Extracts from a graphics dataset:

- - - - - - -

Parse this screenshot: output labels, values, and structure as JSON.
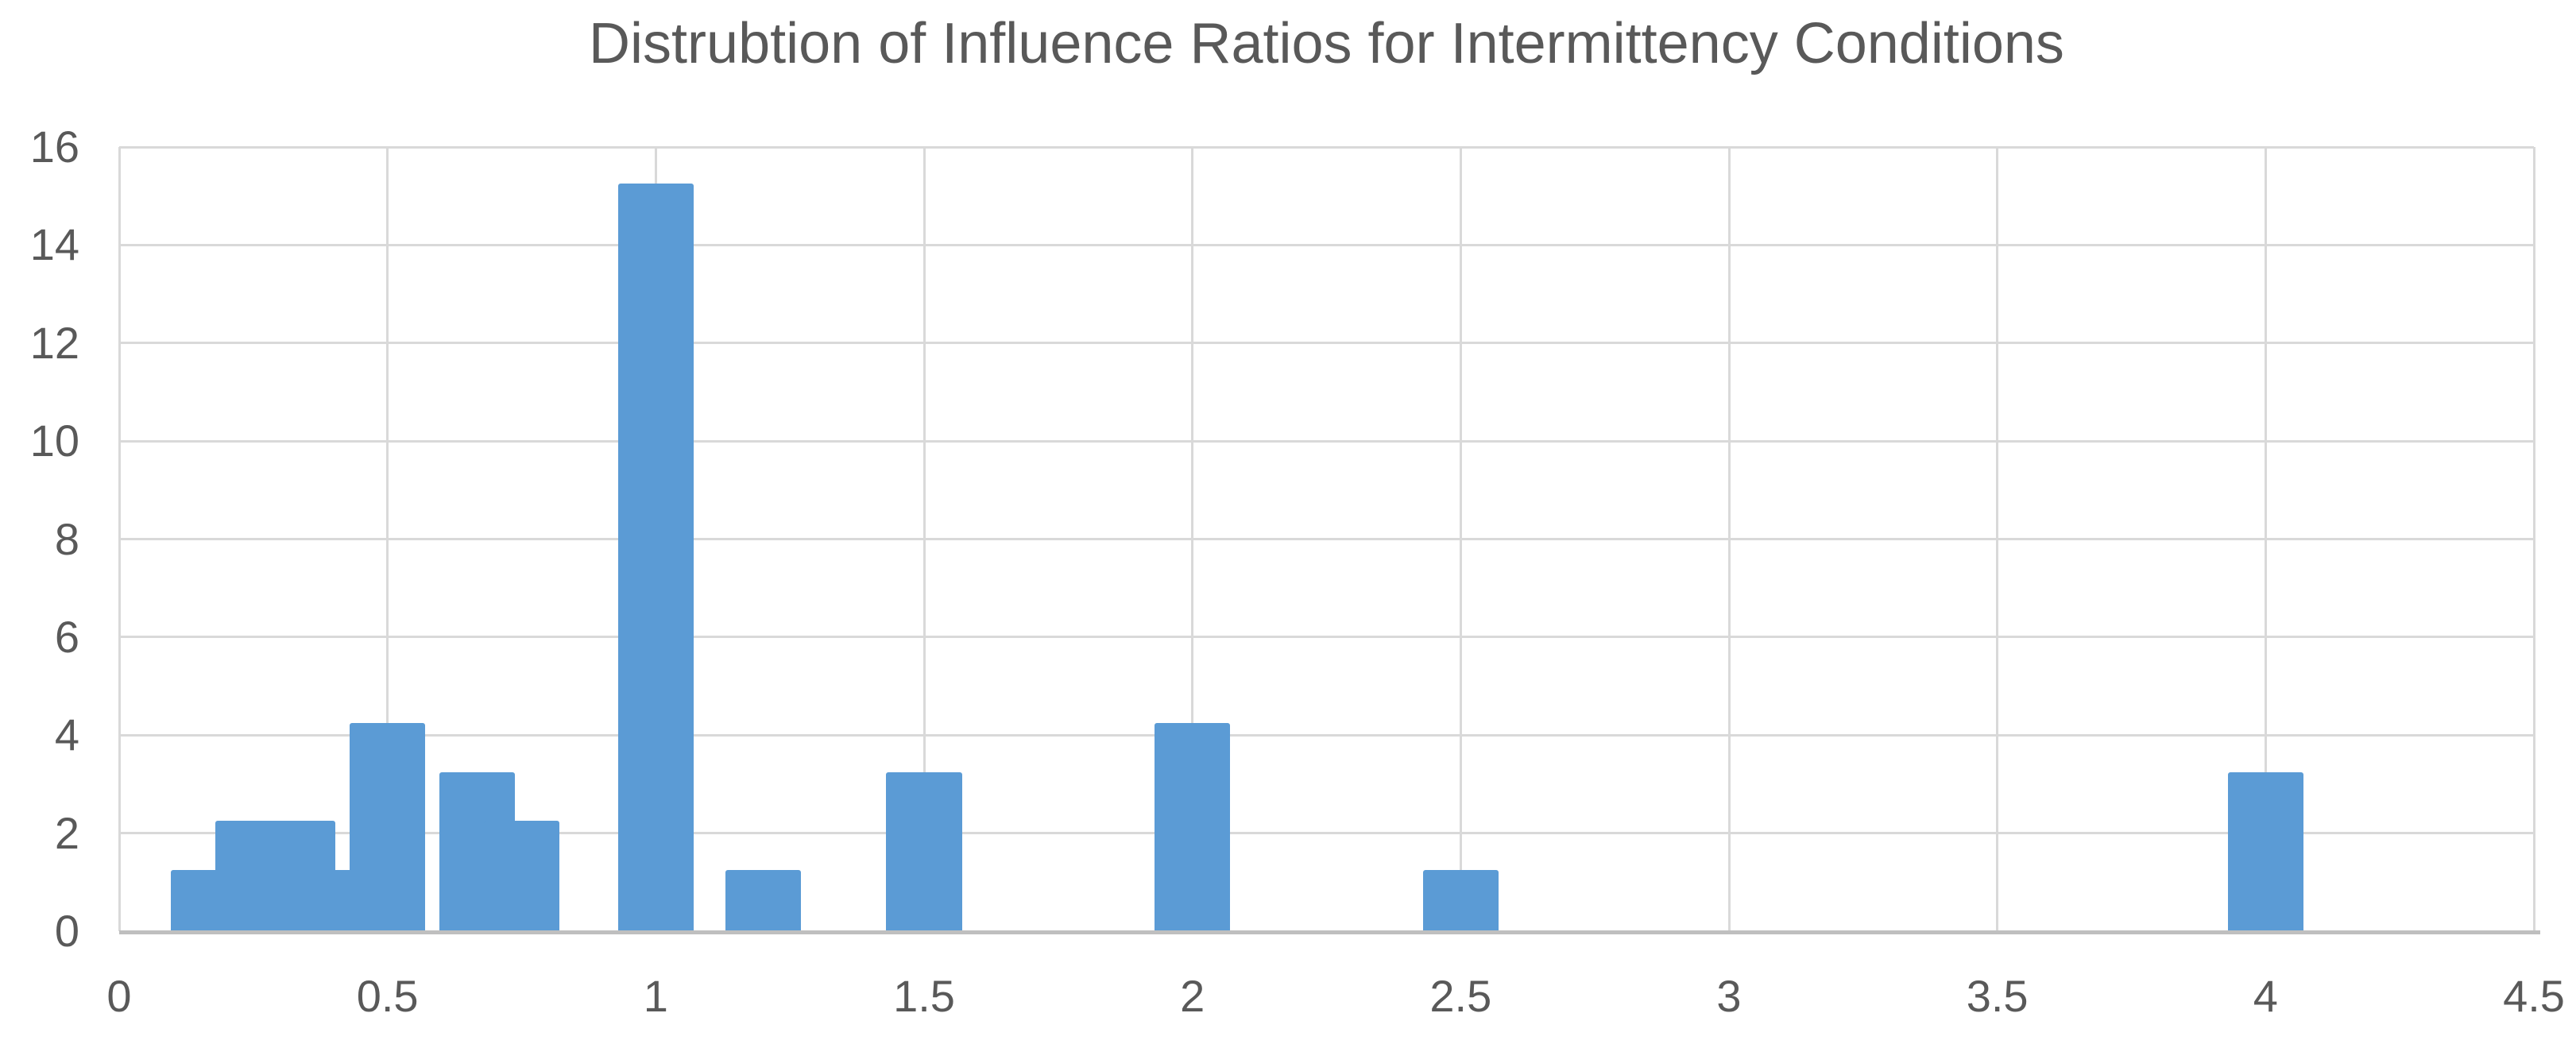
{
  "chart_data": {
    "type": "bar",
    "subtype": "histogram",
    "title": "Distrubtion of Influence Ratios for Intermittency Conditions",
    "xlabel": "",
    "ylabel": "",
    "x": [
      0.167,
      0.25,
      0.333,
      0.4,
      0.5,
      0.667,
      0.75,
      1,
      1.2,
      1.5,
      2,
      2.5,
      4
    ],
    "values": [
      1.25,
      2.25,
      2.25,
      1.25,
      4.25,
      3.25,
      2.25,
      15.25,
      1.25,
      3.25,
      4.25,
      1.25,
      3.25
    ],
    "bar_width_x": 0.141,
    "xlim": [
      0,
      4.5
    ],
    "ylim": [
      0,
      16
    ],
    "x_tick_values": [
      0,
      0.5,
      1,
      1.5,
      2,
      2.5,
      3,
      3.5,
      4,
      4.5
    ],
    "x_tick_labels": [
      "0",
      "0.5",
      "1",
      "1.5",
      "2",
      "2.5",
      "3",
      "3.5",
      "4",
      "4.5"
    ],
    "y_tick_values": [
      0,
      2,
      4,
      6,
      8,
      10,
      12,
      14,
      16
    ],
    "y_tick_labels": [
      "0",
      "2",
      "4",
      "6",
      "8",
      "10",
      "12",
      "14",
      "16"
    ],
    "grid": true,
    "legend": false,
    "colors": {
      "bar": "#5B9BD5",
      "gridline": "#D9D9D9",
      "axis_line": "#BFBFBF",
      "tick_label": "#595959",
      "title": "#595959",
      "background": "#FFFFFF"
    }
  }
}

- - - - - - -

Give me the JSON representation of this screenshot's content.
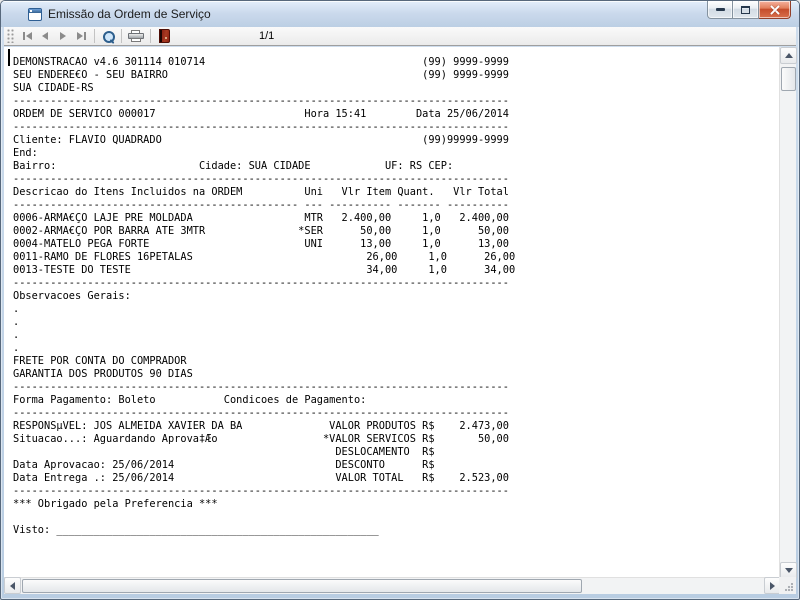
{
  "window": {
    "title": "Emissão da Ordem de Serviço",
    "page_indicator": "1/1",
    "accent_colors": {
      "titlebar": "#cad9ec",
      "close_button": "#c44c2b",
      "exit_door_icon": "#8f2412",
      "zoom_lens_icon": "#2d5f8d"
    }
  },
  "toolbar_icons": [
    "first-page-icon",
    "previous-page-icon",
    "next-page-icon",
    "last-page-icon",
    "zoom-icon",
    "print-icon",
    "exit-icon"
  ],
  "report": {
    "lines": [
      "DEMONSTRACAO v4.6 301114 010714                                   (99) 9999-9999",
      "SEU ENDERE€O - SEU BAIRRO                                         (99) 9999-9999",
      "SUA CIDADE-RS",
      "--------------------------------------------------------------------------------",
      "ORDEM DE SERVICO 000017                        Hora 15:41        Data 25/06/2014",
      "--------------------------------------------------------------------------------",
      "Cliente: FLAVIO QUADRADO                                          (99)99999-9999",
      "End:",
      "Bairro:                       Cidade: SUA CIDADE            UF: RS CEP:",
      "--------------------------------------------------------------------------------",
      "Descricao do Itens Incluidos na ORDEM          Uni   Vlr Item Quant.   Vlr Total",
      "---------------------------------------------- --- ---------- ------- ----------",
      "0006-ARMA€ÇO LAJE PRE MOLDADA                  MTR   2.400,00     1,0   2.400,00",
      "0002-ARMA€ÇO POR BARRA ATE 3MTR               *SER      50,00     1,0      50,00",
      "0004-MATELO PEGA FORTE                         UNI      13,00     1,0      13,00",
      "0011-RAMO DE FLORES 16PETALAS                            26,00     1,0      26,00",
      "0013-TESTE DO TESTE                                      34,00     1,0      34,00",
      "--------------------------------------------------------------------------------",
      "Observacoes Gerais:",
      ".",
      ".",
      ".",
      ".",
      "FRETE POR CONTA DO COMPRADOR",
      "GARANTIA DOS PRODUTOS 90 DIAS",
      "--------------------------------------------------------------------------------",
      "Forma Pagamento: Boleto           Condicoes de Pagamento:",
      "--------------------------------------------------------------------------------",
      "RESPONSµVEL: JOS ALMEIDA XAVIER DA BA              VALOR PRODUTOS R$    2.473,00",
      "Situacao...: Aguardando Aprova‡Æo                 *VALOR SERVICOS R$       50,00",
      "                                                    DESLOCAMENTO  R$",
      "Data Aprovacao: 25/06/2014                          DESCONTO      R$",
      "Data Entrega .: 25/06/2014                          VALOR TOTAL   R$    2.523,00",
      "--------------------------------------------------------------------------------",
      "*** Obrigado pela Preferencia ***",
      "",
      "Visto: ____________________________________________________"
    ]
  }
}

- - - - - - -

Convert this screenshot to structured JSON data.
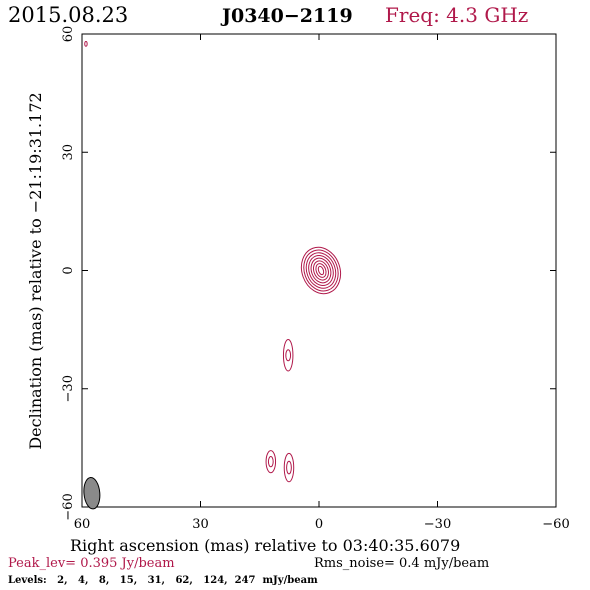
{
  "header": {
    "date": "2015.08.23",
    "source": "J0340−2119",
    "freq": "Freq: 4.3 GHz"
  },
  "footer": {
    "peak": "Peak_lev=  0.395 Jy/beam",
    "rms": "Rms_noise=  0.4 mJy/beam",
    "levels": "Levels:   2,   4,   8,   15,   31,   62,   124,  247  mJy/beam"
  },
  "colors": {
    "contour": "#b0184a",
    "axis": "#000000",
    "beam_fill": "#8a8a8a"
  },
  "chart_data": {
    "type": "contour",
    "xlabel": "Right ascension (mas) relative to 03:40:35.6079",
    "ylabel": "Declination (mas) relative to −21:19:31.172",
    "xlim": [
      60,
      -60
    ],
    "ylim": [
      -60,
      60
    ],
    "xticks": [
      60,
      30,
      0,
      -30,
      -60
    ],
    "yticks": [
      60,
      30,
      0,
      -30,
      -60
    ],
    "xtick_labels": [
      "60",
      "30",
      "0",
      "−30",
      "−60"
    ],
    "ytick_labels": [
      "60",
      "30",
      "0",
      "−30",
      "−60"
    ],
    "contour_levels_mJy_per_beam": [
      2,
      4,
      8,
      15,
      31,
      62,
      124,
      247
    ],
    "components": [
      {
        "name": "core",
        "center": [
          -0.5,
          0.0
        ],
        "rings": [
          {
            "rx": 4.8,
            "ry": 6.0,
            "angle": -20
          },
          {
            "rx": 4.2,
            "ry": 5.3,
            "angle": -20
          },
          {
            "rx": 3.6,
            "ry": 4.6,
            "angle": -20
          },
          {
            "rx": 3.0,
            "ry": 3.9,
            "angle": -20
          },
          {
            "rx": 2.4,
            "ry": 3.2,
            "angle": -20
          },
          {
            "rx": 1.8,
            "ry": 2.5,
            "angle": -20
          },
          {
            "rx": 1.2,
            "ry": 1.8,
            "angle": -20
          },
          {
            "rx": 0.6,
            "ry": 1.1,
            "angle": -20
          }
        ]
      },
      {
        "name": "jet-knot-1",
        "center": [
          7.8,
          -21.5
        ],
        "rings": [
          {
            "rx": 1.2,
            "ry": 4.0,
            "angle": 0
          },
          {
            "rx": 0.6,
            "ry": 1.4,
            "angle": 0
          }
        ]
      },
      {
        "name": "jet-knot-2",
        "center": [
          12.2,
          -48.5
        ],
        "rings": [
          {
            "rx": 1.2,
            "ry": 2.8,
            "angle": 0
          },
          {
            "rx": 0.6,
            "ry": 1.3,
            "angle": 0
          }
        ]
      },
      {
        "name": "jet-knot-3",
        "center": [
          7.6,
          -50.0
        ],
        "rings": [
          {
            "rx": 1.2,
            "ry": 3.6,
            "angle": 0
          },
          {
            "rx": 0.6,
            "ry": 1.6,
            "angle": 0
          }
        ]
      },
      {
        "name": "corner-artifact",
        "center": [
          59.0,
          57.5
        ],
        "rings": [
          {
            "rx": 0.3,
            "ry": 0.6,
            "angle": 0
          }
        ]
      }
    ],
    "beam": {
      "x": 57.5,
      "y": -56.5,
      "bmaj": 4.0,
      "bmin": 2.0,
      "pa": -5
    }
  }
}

- - - - - - -

▶ PROBLEM DETAILS
Search the records for the string "screenshot" and return every line in which it occurs.

▶ OUTPUT FOR THIS TASK
Parse this screenshot: output labels, values, and structure as JSON.
Give me the JSON representation of this screenshot's content.
Convert this screenshot to structured JSON data.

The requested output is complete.